State how many lines include "transgender", giving the number by itself.

§ **MATERIALS PROVIDED**:

•••••

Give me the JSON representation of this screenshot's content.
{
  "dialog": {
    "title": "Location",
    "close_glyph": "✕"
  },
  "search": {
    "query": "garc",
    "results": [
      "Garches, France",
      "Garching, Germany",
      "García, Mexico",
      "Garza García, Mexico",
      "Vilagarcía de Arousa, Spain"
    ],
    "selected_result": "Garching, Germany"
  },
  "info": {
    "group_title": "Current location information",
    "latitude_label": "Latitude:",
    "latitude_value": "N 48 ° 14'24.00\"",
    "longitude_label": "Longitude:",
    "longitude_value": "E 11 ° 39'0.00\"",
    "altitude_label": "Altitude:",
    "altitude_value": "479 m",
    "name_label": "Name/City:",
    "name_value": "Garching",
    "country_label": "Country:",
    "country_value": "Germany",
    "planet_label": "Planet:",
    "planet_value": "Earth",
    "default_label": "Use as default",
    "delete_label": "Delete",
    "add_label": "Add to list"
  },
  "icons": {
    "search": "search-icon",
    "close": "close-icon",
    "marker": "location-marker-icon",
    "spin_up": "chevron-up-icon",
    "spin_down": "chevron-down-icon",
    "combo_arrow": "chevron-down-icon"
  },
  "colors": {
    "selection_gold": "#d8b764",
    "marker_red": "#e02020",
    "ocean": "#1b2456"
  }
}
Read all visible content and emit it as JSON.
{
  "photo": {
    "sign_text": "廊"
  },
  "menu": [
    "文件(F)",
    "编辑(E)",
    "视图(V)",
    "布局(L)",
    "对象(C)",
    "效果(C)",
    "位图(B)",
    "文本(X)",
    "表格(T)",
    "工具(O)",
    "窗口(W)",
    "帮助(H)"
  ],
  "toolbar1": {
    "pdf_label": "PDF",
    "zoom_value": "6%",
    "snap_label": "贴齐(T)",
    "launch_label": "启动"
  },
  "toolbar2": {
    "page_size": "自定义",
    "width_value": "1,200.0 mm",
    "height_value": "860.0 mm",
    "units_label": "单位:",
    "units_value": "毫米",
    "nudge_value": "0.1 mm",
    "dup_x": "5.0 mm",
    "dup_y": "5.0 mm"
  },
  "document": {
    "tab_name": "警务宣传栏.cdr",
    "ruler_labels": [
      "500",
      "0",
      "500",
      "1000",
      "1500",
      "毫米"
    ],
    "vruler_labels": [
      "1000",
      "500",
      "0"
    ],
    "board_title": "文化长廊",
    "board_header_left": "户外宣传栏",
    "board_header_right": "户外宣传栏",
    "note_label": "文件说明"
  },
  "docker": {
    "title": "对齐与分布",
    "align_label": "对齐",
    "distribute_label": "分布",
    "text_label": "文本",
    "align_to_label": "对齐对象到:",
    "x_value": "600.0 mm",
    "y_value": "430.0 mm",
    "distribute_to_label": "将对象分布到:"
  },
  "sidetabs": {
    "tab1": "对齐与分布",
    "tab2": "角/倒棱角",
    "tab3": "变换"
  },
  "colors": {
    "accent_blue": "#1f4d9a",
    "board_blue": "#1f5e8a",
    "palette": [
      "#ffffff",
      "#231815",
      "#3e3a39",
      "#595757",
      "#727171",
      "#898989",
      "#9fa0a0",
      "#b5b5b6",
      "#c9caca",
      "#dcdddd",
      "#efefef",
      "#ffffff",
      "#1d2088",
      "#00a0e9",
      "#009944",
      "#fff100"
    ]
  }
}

•••••

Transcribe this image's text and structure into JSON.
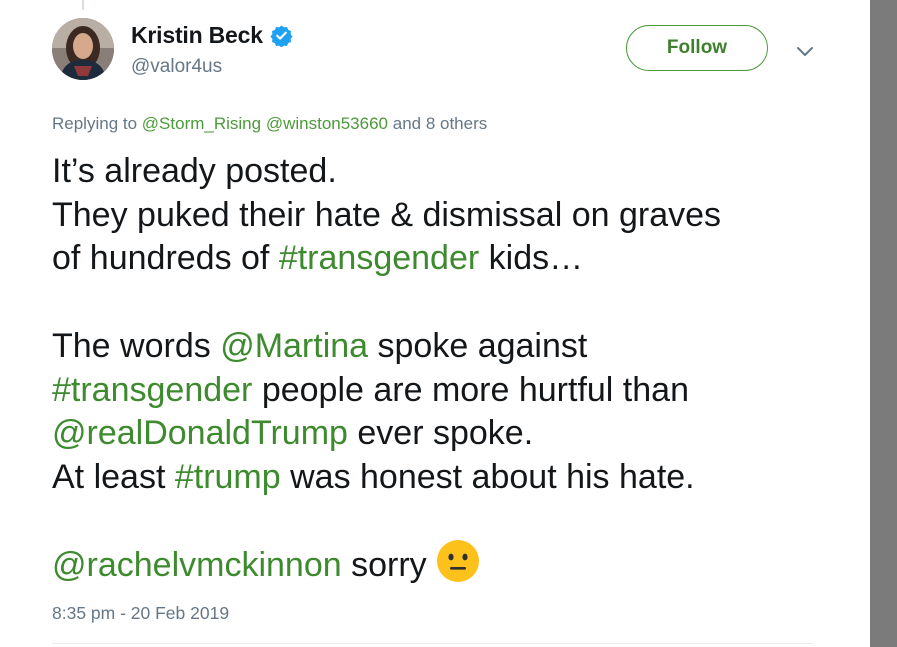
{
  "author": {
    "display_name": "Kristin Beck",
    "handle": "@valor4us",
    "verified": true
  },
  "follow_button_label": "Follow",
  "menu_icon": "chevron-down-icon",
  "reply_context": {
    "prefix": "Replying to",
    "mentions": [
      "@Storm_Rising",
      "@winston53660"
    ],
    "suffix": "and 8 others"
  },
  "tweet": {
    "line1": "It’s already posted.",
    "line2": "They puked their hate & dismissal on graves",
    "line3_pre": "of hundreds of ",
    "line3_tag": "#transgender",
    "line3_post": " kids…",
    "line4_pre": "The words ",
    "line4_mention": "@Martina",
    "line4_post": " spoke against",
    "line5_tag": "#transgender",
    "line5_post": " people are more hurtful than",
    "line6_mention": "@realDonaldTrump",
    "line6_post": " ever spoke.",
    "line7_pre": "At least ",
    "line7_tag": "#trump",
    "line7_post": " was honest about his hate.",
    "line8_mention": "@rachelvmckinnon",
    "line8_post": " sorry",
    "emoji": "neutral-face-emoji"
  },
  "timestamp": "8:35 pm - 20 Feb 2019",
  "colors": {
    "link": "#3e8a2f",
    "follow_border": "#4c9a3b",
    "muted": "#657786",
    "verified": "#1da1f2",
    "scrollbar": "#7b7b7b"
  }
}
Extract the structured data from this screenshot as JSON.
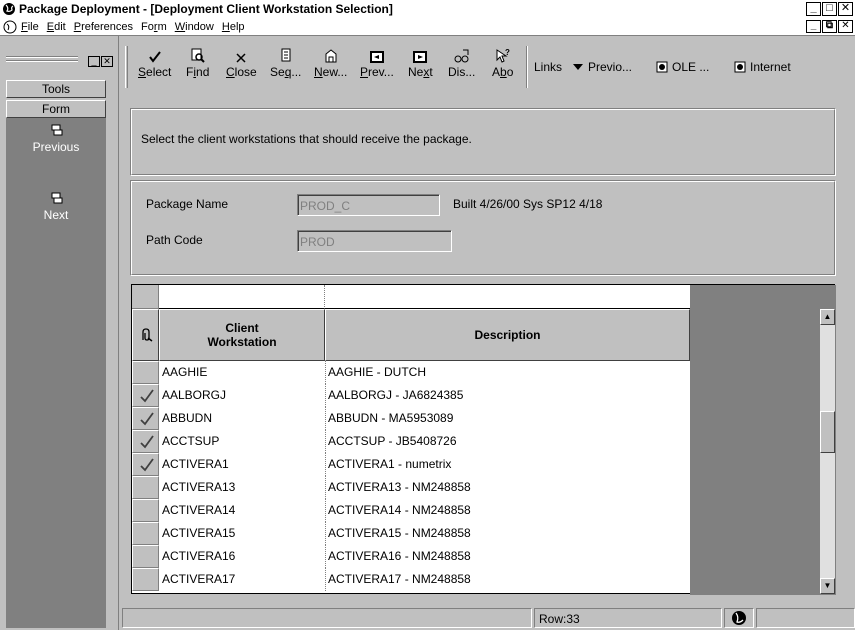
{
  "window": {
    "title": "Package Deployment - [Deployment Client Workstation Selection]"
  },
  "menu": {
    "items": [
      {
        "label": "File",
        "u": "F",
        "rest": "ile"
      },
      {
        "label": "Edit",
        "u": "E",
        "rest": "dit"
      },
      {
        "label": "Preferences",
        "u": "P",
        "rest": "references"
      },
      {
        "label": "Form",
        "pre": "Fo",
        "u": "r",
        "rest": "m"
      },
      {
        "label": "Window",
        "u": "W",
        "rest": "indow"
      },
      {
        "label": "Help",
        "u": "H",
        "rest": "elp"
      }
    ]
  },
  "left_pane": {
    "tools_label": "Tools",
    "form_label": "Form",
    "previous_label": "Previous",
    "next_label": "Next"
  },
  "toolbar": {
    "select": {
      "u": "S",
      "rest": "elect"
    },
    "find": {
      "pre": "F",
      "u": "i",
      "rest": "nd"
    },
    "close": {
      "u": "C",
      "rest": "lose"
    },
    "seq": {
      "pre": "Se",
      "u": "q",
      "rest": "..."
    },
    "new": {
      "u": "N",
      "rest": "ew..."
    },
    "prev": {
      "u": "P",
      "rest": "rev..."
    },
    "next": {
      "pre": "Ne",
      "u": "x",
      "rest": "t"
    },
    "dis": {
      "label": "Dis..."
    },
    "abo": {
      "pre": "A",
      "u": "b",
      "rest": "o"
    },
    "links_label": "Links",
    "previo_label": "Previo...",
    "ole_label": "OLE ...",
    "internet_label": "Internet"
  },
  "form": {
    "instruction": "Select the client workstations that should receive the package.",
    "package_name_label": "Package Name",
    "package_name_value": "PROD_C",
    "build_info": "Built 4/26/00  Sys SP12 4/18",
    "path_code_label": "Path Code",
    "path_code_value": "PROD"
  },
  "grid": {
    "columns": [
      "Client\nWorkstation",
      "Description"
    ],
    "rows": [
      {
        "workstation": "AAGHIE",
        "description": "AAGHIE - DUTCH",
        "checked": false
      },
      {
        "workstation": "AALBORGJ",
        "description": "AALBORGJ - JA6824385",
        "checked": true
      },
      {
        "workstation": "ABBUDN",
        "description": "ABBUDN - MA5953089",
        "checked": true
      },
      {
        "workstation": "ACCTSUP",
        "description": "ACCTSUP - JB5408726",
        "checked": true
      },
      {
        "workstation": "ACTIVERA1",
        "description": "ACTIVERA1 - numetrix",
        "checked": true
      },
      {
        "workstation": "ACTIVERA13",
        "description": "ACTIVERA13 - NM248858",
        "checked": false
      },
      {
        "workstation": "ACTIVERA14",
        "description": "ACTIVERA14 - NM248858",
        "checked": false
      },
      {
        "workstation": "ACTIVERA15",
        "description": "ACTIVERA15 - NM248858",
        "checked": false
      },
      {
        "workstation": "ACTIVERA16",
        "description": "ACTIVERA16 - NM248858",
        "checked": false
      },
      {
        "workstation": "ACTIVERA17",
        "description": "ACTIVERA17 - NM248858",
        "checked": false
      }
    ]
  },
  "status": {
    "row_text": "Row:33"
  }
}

•••••

§ **SOLUTION TO THE EXERCISE**: 2